/---

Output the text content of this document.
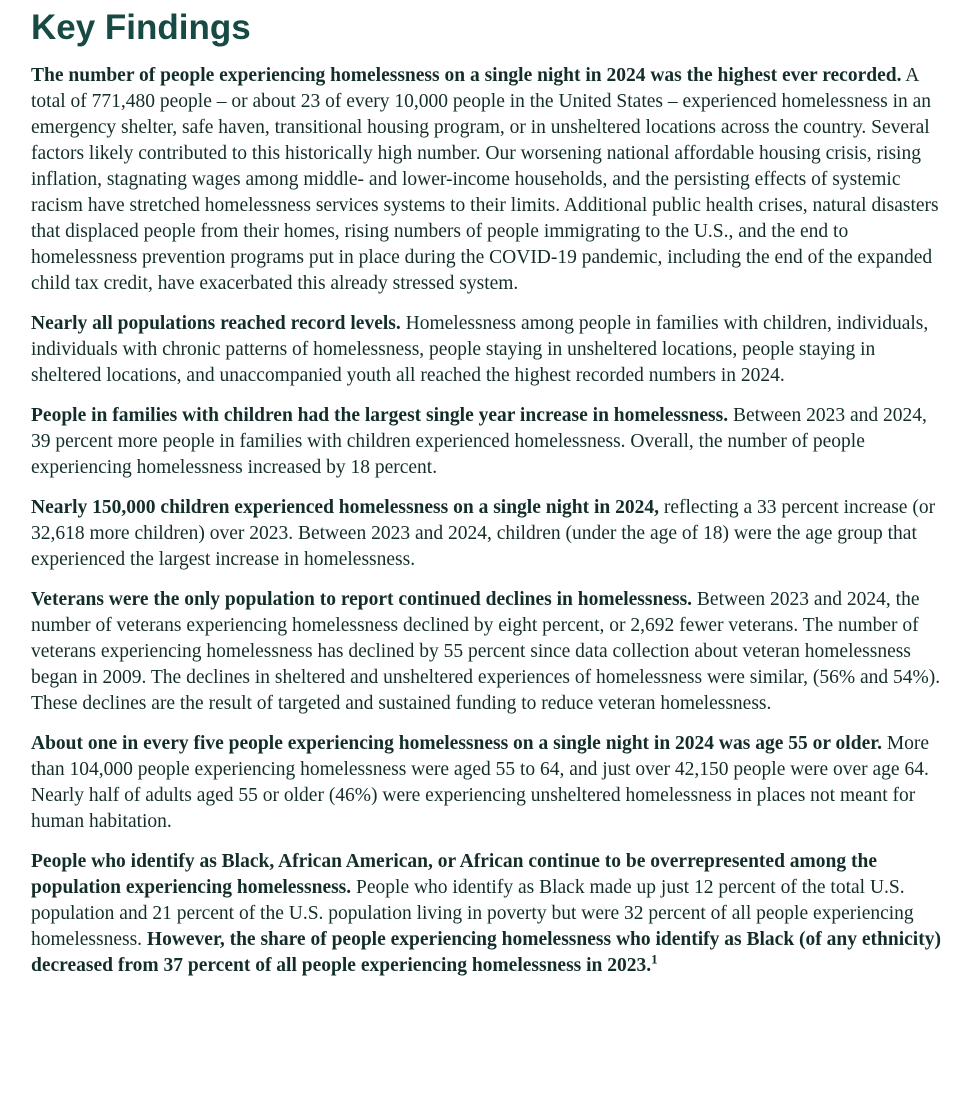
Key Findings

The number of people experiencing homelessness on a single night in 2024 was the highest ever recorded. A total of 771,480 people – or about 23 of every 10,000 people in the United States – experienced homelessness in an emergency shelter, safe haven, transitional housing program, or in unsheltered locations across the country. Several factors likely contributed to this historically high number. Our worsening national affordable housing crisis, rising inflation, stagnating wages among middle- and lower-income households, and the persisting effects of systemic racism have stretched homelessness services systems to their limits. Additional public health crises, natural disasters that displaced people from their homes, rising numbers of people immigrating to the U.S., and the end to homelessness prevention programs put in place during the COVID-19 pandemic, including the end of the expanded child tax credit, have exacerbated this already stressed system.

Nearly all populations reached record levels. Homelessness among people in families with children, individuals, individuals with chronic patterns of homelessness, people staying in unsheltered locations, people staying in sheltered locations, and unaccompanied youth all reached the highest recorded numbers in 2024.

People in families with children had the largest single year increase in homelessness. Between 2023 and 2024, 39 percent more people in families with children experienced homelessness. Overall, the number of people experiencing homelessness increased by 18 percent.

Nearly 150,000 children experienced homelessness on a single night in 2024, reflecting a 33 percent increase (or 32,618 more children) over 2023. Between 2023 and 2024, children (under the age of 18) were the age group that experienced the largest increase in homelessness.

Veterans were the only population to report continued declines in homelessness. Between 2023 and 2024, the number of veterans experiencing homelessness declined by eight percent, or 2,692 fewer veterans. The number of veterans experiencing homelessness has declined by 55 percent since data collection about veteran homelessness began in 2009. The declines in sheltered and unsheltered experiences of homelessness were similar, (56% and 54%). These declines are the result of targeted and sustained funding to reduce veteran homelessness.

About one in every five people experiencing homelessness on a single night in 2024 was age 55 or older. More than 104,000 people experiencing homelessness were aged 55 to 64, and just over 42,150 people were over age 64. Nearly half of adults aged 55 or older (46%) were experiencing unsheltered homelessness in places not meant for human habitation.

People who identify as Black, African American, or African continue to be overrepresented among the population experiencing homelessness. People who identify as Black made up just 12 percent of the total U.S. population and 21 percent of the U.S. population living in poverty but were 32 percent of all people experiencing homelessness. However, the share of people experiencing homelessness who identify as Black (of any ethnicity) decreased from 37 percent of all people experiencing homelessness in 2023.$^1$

\---
/---

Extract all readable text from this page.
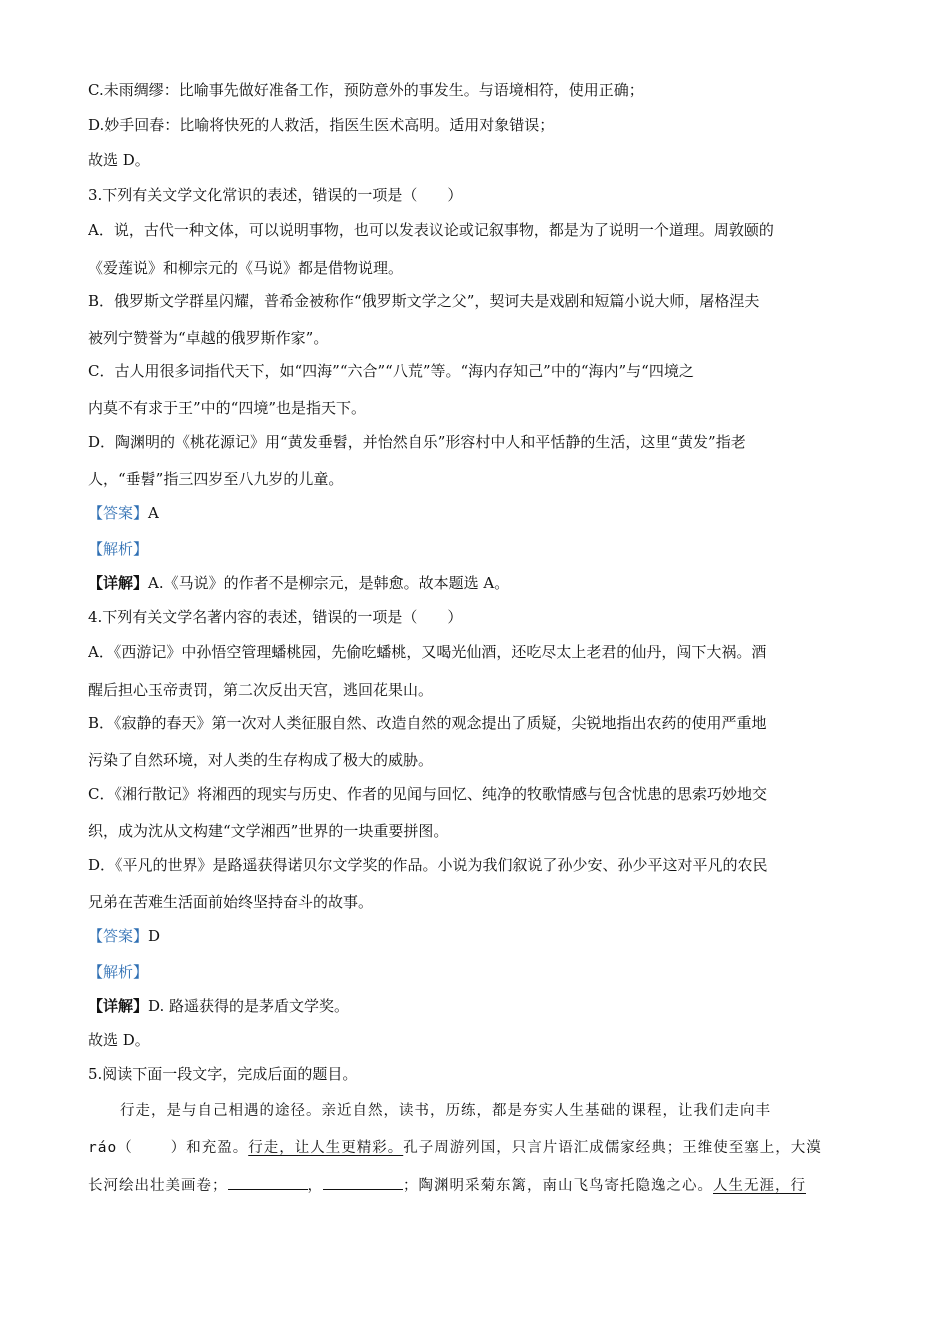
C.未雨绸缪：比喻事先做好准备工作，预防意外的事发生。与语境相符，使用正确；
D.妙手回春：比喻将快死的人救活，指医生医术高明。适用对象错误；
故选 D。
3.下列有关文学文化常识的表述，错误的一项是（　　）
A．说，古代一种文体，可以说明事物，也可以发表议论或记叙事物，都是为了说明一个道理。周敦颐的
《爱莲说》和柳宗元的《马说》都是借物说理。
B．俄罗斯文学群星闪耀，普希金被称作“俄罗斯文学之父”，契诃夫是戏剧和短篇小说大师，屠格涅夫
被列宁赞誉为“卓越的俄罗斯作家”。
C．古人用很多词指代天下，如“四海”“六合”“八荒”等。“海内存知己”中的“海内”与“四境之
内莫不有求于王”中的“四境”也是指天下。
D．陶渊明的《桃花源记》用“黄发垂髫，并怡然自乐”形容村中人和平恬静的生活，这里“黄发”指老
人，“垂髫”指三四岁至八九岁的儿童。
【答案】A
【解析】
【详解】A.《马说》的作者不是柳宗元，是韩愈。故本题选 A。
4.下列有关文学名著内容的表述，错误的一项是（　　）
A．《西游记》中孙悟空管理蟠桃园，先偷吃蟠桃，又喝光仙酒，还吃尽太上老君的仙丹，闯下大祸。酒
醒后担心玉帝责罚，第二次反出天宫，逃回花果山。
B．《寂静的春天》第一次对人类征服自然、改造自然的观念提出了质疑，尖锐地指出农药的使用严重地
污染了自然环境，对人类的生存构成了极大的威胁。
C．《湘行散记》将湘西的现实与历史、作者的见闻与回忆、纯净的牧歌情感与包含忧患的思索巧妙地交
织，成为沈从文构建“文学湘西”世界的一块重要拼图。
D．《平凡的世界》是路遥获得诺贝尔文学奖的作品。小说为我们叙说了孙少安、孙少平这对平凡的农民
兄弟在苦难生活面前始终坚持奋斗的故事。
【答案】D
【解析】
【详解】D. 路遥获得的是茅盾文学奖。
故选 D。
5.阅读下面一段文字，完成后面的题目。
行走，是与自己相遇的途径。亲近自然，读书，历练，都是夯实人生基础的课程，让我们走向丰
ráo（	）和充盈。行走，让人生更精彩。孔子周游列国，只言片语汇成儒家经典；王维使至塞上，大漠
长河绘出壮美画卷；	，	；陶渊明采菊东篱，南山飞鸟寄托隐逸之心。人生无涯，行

\---

• [Short task]
Go through the material above and copy each line that has the word "largest".

• [Expected output]
People in families with children had the largest single year increase in homelessness. Between 2023 and 2024, 39 percent more people in families with children experienced homelessness. Overall, the number of people experiencing homelessness increased by 18 percent.
Nearly 150,000 children experienced homelessness on a single night in 2024, reflecting a 33 percent increase (or 32,618 more children) over 2023. Between 2023 and 2024, children (under the age of 18) were the age group that experienced the largest increase in homelessness.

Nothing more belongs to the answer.